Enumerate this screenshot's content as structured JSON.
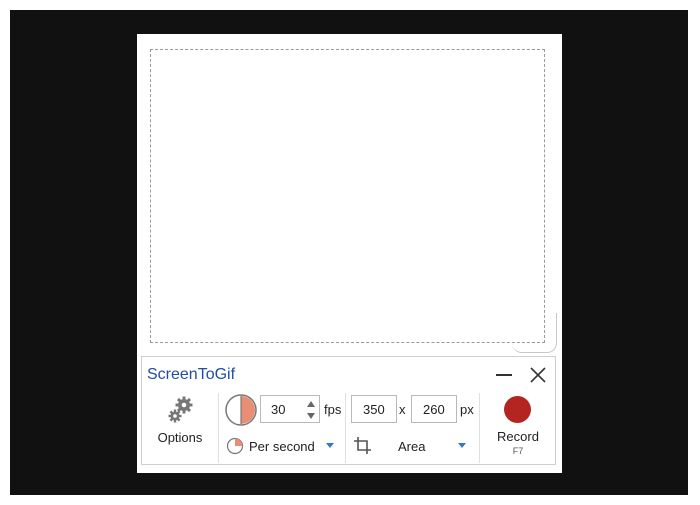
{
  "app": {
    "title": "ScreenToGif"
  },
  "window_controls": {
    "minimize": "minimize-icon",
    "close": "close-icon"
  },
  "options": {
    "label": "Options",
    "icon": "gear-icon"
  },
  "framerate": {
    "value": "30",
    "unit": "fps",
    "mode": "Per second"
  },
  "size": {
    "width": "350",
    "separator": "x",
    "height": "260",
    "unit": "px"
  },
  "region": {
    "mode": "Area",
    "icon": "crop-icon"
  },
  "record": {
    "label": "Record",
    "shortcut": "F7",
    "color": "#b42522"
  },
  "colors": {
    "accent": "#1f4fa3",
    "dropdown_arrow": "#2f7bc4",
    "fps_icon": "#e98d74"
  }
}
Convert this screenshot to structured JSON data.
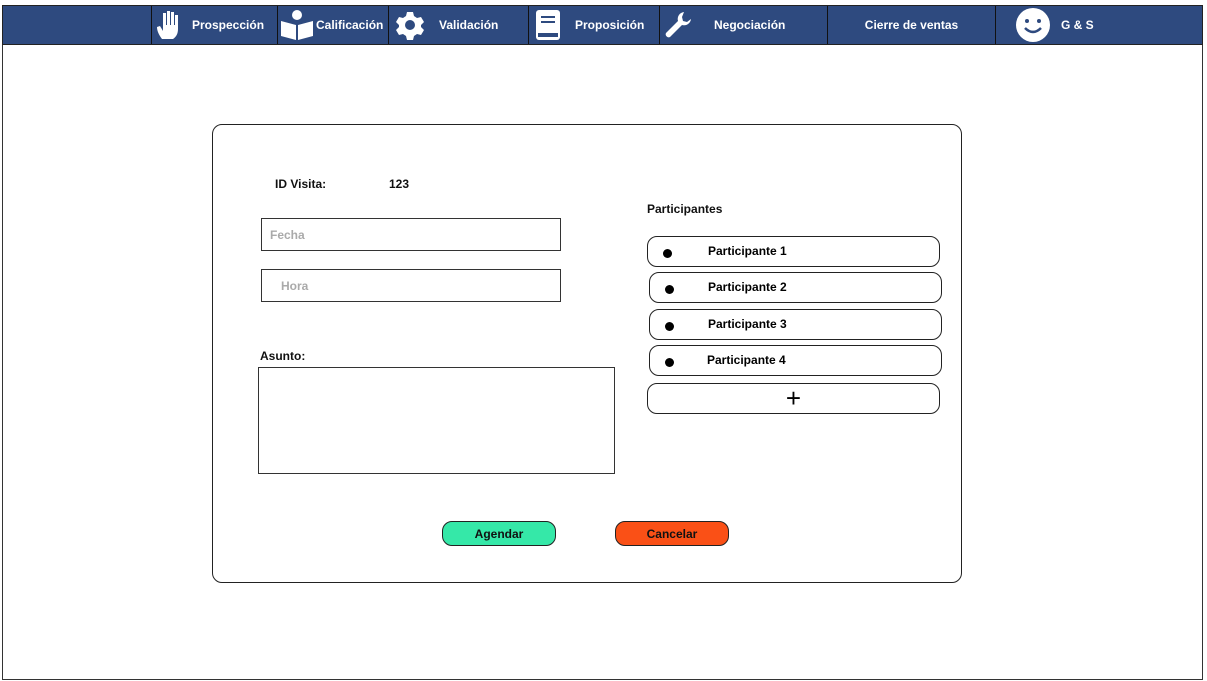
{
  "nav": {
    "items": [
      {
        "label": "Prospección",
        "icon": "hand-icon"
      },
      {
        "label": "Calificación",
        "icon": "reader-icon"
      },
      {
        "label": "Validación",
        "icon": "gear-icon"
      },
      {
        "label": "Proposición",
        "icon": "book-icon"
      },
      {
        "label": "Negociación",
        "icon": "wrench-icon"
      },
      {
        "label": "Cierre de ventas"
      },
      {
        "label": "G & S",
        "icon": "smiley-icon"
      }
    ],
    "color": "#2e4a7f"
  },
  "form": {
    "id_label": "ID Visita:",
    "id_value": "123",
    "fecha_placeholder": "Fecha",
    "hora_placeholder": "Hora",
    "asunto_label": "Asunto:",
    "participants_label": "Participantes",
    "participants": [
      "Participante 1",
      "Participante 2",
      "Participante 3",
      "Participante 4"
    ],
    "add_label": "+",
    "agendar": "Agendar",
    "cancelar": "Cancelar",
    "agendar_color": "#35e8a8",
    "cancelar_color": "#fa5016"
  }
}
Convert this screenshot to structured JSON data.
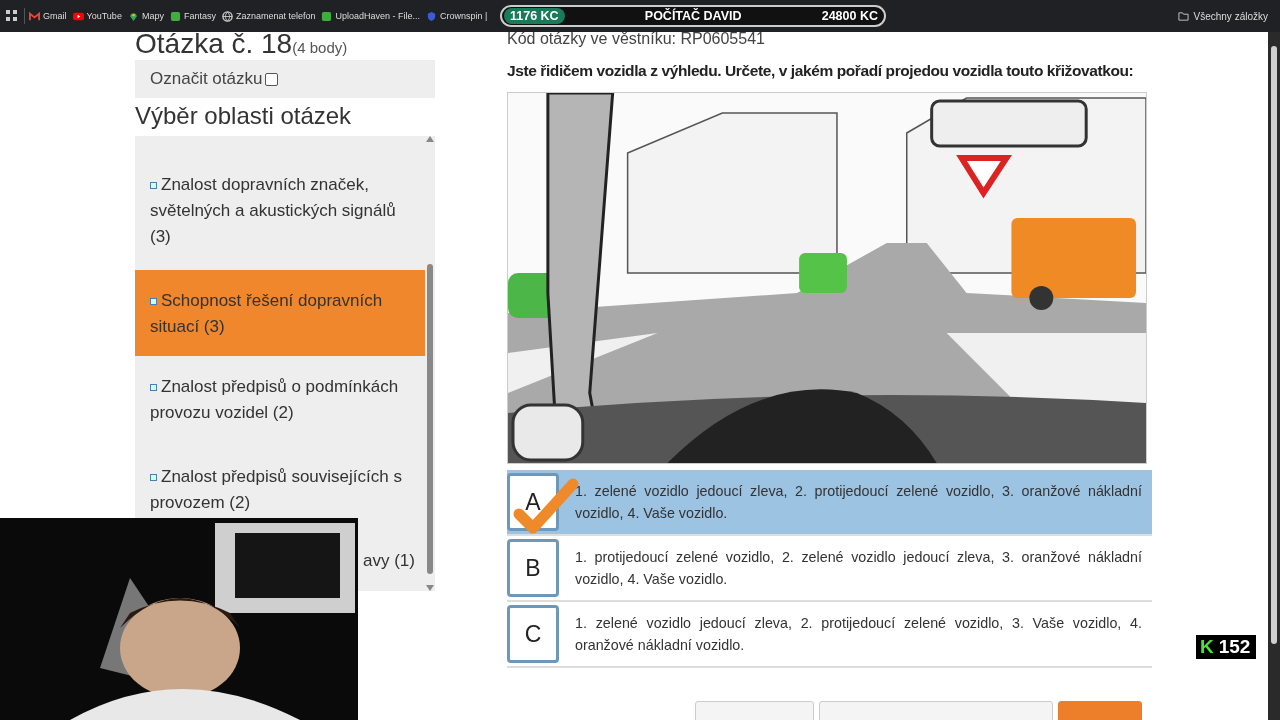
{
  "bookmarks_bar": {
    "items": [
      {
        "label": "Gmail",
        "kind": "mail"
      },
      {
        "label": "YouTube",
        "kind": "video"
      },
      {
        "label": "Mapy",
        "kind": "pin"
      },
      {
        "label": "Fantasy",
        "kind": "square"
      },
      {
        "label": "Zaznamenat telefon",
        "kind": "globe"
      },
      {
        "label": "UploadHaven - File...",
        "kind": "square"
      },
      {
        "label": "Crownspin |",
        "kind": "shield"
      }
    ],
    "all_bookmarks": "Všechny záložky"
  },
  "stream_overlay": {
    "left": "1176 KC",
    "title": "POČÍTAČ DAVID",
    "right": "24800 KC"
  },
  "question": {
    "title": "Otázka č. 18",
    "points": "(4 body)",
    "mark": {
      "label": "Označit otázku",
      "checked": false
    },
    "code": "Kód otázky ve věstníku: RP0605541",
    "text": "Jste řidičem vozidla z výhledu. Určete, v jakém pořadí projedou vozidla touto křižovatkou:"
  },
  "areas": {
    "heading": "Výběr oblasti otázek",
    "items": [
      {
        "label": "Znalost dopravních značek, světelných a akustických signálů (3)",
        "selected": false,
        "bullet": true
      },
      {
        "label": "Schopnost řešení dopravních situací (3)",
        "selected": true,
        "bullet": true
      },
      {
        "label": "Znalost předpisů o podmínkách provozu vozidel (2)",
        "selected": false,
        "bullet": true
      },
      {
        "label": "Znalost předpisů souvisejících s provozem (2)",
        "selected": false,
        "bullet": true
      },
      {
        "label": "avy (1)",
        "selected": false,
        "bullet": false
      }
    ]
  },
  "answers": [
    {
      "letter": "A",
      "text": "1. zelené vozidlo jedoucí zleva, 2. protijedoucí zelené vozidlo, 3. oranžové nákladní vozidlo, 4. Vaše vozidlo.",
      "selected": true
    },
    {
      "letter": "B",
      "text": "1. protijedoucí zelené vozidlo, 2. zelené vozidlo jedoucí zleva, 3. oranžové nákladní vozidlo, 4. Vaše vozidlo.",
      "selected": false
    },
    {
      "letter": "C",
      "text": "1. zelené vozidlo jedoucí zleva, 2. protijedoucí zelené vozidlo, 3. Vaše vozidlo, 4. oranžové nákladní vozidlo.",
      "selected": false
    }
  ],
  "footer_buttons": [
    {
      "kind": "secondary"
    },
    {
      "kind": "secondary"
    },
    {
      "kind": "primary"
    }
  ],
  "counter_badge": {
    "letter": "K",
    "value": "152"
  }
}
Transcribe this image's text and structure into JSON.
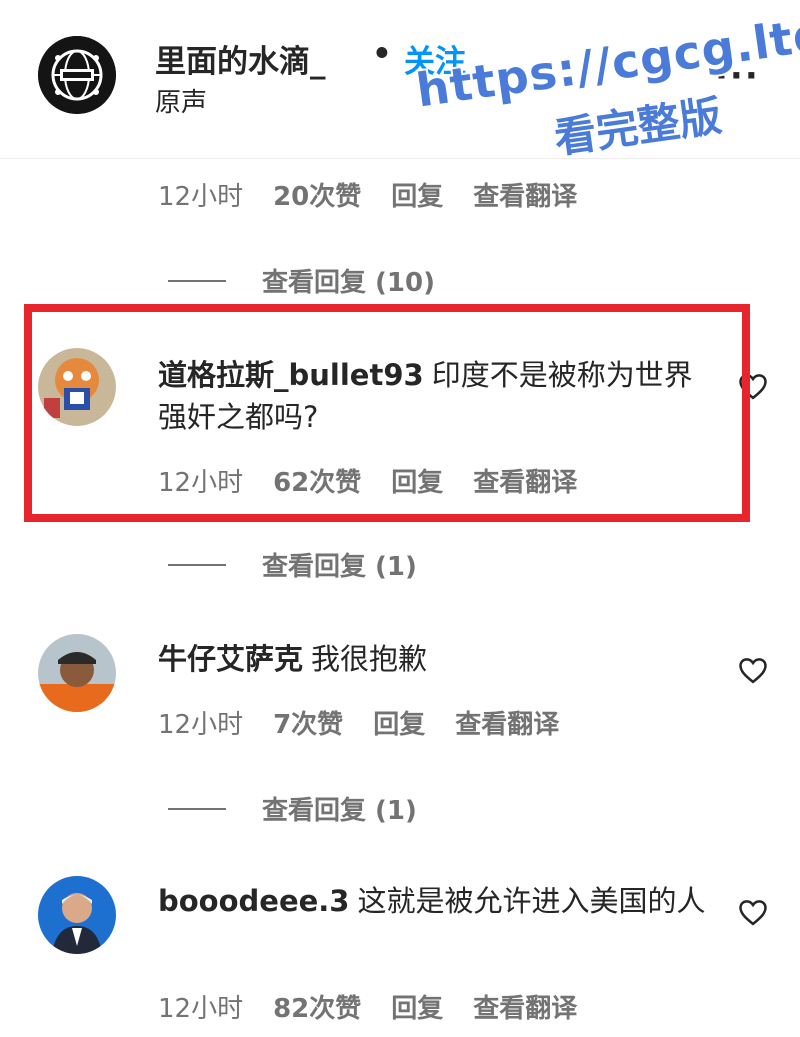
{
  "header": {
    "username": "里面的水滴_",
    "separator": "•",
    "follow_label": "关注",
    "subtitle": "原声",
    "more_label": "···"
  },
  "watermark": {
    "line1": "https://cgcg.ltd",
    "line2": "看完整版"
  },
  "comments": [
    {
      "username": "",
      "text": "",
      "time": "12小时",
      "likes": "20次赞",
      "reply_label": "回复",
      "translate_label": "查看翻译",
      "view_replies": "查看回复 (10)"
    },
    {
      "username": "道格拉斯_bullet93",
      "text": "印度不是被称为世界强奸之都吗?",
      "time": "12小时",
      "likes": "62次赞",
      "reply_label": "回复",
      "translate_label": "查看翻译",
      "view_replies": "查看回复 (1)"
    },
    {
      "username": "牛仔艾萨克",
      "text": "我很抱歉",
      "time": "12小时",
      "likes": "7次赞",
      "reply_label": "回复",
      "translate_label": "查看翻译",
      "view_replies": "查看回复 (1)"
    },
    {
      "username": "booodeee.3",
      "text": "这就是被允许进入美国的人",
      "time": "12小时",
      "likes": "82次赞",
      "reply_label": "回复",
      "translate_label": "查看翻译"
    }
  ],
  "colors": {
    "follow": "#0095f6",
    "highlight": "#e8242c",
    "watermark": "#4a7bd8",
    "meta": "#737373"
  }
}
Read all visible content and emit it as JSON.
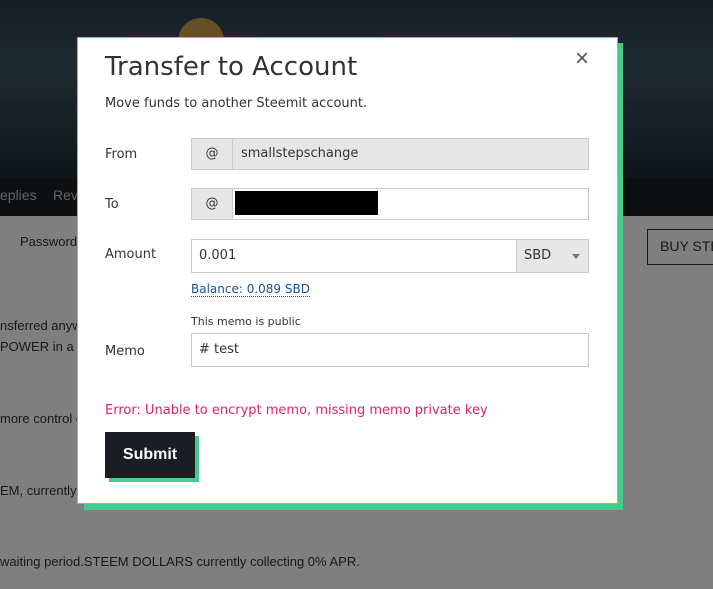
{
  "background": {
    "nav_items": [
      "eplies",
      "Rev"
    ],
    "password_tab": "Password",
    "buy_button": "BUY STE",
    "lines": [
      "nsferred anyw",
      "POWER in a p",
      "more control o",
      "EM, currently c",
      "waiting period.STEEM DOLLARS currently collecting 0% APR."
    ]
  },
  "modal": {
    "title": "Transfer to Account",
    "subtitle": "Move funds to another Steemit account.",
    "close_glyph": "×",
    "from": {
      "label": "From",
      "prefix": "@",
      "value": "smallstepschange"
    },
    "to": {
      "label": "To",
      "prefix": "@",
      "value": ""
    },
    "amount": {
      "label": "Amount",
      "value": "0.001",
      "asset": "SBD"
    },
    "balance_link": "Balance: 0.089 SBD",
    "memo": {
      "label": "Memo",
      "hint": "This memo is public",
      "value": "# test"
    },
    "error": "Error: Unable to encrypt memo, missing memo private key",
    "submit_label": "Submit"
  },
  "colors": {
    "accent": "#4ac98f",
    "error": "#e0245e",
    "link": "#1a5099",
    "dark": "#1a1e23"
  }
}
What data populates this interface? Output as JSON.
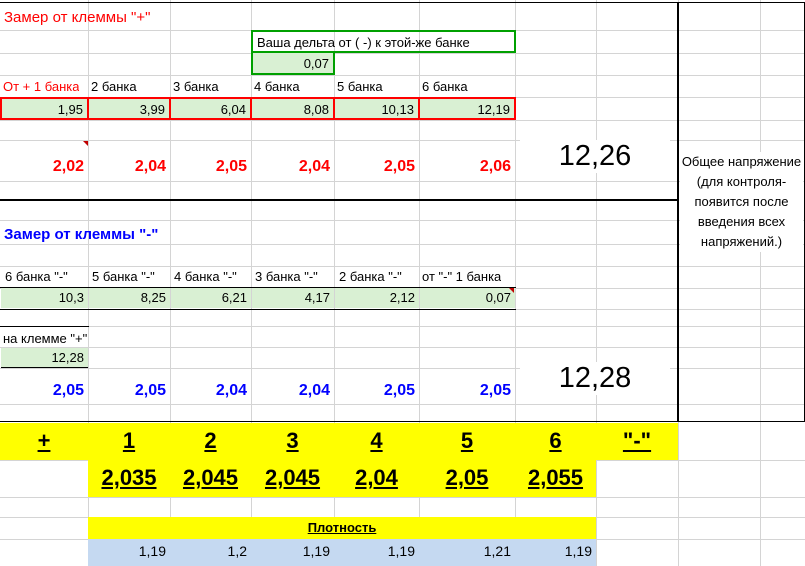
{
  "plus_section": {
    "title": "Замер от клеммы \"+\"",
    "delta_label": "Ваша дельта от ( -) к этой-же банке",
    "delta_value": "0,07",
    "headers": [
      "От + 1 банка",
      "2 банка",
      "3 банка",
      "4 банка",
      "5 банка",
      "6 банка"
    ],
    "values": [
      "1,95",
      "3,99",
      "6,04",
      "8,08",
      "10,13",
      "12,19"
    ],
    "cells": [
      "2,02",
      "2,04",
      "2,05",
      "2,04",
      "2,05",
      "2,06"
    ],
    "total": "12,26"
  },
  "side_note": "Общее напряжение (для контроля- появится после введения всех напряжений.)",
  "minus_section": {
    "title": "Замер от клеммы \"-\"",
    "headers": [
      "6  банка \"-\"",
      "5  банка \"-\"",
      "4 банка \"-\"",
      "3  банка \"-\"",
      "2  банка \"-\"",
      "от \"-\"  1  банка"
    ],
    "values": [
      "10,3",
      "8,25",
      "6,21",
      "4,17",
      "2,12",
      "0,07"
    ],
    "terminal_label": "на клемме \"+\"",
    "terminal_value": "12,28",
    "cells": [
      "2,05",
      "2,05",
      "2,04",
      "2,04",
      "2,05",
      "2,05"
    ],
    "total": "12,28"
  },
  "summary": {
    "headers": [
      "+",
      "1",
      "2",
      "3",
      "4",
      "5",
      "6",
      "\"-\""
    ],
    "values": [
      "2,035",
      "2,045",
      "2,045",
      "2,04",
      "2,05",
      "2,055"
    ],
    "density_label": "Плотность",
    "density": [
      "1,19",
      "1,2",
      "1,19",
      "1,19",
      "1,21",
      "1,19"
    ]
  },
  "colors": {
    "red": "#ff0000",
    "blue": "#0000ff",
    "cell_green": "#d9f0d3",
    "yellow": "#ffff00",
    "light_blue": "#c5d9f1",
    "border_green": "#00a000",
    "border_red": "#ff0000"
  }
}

• **Instructions to follow**:
Which lines hold the word "předpisů"? Copy all of them.

• **Written response**:
        "label": "Znalost předpisů o podmínkách provozu vozidel (2)",
        "label": "Znalost předpisů souvisejících s provozem (2)",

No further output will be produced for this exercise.